◆ Data shown:
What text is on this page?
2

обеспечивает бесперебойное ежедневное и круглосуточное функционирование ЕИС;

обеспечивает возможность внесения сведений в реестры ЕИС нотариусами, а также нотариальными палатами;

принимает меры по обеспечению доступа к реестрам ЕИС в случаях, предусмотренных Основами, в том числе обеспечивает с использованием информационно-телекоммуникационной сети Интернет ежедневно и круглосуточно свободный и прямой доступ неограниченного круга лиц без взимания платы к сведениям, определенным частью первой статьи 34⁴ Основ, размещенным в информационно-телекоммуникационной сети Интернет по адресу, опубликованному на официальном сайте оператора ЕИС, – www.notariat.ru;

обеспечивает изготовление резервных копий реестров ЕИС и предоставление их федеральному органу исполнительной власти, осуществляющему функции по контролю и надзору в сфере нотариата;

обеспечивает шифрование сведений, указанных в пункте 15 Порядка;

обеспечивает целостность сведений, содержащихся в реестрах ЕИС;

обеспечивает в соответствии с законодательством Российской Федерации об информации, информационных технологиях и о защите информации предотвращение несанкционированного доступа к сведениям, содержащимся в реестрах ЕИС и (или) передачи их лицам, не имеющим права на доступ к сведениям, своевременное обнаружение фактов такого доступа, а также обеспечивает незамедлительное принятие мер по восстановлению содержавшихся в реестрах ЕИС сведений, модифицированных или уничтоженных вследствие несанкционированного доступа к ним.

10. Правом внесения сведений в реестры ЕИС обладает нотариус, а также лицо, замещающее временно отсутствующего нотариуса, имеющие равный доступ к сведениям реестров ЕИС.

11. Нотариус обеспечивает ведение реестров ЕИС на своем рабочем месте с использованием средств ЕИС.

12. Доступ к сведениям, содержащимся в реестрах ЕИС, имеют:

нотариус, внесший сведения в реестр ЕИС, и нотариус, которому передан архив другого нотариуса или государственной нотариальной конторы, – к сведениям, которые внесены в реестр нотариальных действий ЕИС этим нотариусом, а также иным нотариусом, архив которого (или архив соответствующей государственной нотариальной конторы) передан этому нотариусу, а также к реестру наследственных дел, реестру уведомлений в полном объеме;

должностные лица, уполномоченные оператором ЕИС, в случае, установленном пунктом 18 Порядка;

◆ Given instruction: Determine how many lines of the entries above carry the string "реестров", and give that number alone.

◆ Task output: 3